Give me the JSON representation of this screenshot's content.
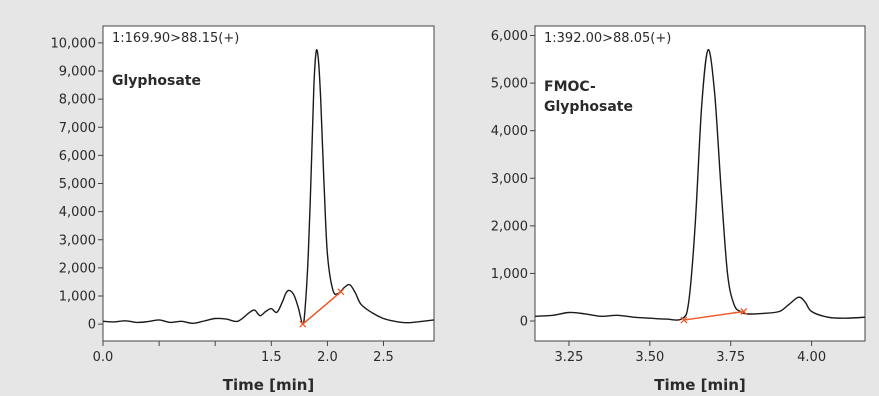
{
  "colors": {
    "background": "#e6e6e6",
    "plot_background": "#ffffff",
    "trace": "#1a1a1a",
    "baseline": "#f05a28",
    "frame": "#444444"
  },
  "chart_data": [
    {
      "type": "line",
      "title": "1:169.90>88.15(+)",
      "annotation": "Glyphosate",
      "xlabel": "Time [min]",
      "ylabel": "",
      "xlim": [
        0.0,
        2.95
      ],
      "ylim": [
        -600,
        10600
      ],
      "xticks": [
        0.0,
        0.5,
        1.0,
        1.5,
        2.0,
        2.5
      ],
      "xtick_labels": [
        "0.0",
        "",
        "",
        "1.5",
        "2.0",
        "2.5"
      ],
      "yticks": [
        0,
        1000,
        2000,
        3000,
        4000,
        5000,
        6000,
        7000,
        8000,
        9000,
        10000
      ],
      "ytick_labels": [
        "0",
        "1,000",
        "2,000",
        "3,000",
        "4,000",
        "5,000",
        "6,000",
        "7,000",
        "8,000",
        "9,000",
        "10,000"
      ],
      "grid": false,
      "series": [
        {
          "x": [
            0.0,
            0.1,
            0.2,
            0.3,
            0.4,
            0.5,
            0.6,
            0.7,
            0.8,
            0.9,
            1.0,
            1.1,
            1.2,
            1.3,
            1.35,
            1.4,
            1.45,
            1.5,
            1.55,
            1.6,
            1.63,
            1.66,
            1.7,
            1.74,
            1.78,
            1.8,
            1.83,
            1.86,
            1.88,
            1.9,
            1.92,
            1.94,
            1.97,
            2.0,
            2.05,
            2.1,
            2.15,
            2.2,
            2.25,
            2.3,
            2.4,
            2.5,
            2.6,
            2.7,
            2.8,
            2.95
          ],
          "y": [
            100,
            80,
            120,
            60,
            90,
            150,
            60,
            100,
            30,
            110,
            200,
            180,
            100,
            400,
            500,
            300,
            450,
            550,
            420,
            800,
            1100,
            1200,
            1050,
            600,
            0,
            500,
            2500,
            6000,
            8500,
            9700,
            9400,
            8000,
            5000,
            2500,
            1200,
            1100,
            1300,
            1400,
            1100,
            700,
            400,
            200,
            100,
            50,
            80,
            150
          ]
        }
      ],
      "baseline": {
        "x": [
          1.78,
          2.12
        ],
        "y": [
          0,
          1150
        ]
      }
    },
    {
      "type": "line",
      "title": "1:392.00>88.05(+)",
      "annotation": [
        "FMOC-",
        "Glyphosate"
      ],
      "xlabel": "Time [min]",
      "ylabel": "",
      "xlim": [
        3.145,
        4.165
      ],
      "ylim": [
        -420,
        6200
      ],
      "xticks": [
        3.25,
        3.5,
        3.75,
        4.0
      ],
      "xtick_labels": [
        "3.25",
        "3.50",
        "3.75",
        "4.00"
      ],
      "yticks": [
        0,
        1000,
        2000,
        3000,
        4000,
        5000,
        6000
      ],
      "ytick_labels": [
        "0",
        "1,000",
        "2,000",
        "3,000",
        "4,000",
        "5,000",
        "6,000"
      ],
      "grid": false,
      "series": [
        {
          "x": [
            3.145,
            3.2,
            3.25,
            3.3,
            3.35,
            3.4,
            3.45,
            3.5,
            3.55,
            3.6,
            3.62,
            3.64,
            3.66,
            3.68,
            3.7,
            3.72,
            3.74,
            3.76,
            3.78,
            3.8,
            3.85,
            3.9,
            3.93,
            3.96,
            3.98,
            4.0,
            4.05,
            4.1,
            4.165
          ],
          "y": [
            100,
            120,
            180,
            150,
            100,
            120,
            80,
            60,
            40,
            50,
            400,
            2000,
            4500,
            5700,
            4800,
            2800,
            1000,
            350,
            200,
            150,
            160,
            200,
            350,
            500,
            400,
            200,
            80,
            60,
            80
          ]
        }
      ],
      "baseline": {
        "x": [
          3.605,
          3.79
        ],
        "y": [
          20,
          200
        ]
      }
    }
  ]
}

..............................

Exercise requirements – Are you able to set down all the lines above exactly, without any pictures?

Solution to this exercise –
Give me the JSON representation of this screenshot's content.
{
  "colors": {
    "background": "#e6e6e6",
    "plot_background": "#ffffff",
    "trace": "#1a1a1a",
    "baseline": "#f05a28",
    "frame": "#444444"
  },
  "chart_data": [
    {
      "type": "line",
      "title": "1:169.90>88.15(+)",
      "annotation": "Glyphosate",
      "xlabel": "Time [min]",
      "ylabel": "",
      "xlim": [
        0.0,
        2.95
      ],
      "ylim": [
        -600,
        10600
      ],
      "xticks": [
        0.0,
        0.5,
        1.0,
        1.5,
        2.0,
        2.5
      ],
      "xtick_labels": [
        "0.0",
        "",
        "",
        "1.5",
        "2.0",
        "2.5"
      ],
      "yticks": [
        0,
        1000,
        2000,
        3000,
        4000,
        5000,
        6000,
        7000,
        8000,
        9000,
        10000
      ],
      "ytick_labels": [
        "0",
        "1,000",
        "2,000",
        "3,000",
        "4,000",
        "5,000",
        "6,000",
        "7,000",
        "8,000",
        "9,000",
        "10,000"
      ],
      "grid": false,
      "series": [
        {
          "x": [
            0.0,
            0.1,
            0.2,
            0.3,
            0.4,
            0.5,
            0.6,
            0.7,
            0.8,
            0.9,
            1.0,
            1.1,
            1.2,
            1.3,
            1.35,
            1.4,
            1.45,
            1.5,
            1.55,
            1.6,
            1.63,
            1.66,
            1.7,
            1.74,
            1.78,
            1.8,
            1.83,
            1.86,
            1.88,
            1.9,
            1.92,
            1.94,
            1.97,
            2.0,
            2.05,
            2.1,
            2.15,
            2.2,
            2.25,
            2.3,
            2.4,
            2.5,
            2.6,
            2.7,
            2.8,
            2.95
          ],
          "y": [
            100,
            80,
            120,
            60,
            90,
            150,
            60,
            100,
            30,
            110,
            200,
            180,
            100,
            400,
            500,
            300,
            450,
            550,
            420,
            800,
            1100,
            1200,
            1050,
            600,
            0,
            500,
            2500,
            6000,
            8500,
            9700,
            9400,
            8000,
            5000,
            2500,
            1200,
            1100,
            1300,
            1400,
            1100,
            700,
            400,
            200,
            100,
            50,
            80,
            150
          ]
        }
      ],
      "baseline": {
        "x": [
          1.78,
          2.12
        ],
        "y": [
          0,
          1150
        ]
      }
    },
    {
      "type": "line",
      "title": "1:392.00>88.05(+)",
      "annotation": [
        "FMOC-",
        "Glyphosate"
      ],
      "xlabel": "Time [min]",
      "ylabel": "",
      "xlim": [
        3.145,
        4.165
      ],
      "ylim": [
        -420,
        6200
      ],
      "xticks": [
        3.25,
        3.5,
        3.75,
        4.0
      ],
      "xtick_labels": [
        "3.25",
        "3.50",
        "3.75",
        "4.00"
      ],
      "yticks": [
        0,
        1000,
        2000,
        3000,
        4000,
        5000,
        6000
      ],
      "ytick_labels": [
        "0",
        "1,000",
        "2,000",
        "3,000",
        "4,000",
        "5,000",
        "6,000"
      ],
      "grid": false,
      "series": [
        {
          "x": [
            3.145,
            3.2,
            3.25,
            3.3,
            3.35,
            3.4,
            3.45,
            3.5,
            3.55,
            3.6,
            3.62,
            3.64,
            3.66,
            3.68,
            3.7,
            3.72,
            3.74,
            3.76,
            3.78,
            3.8,
            3.85,
            3.9,
            3.93,
            3.96,
            3.98,
            4.0,
            4.05,
            4.1,
            4.165
          ],
          "y": [
            100,
            120,
            180,
            150,
            100,
            120,
            80,
            60,
            40,
            50,
            400,
            2000,
            4500,
            5700,
            4800,
            2800,
            1000,
            350,
            200,
            150,
            160,
            200,
            350,
            500,
            400,
            200,
            80,
            60,
            80
          ]
        }
      ],
      "baseline": {
        "x": [
          3.605,
          3.79
        ],
        "y": [
          20,
          200
        ]
      }
    }
  ]
}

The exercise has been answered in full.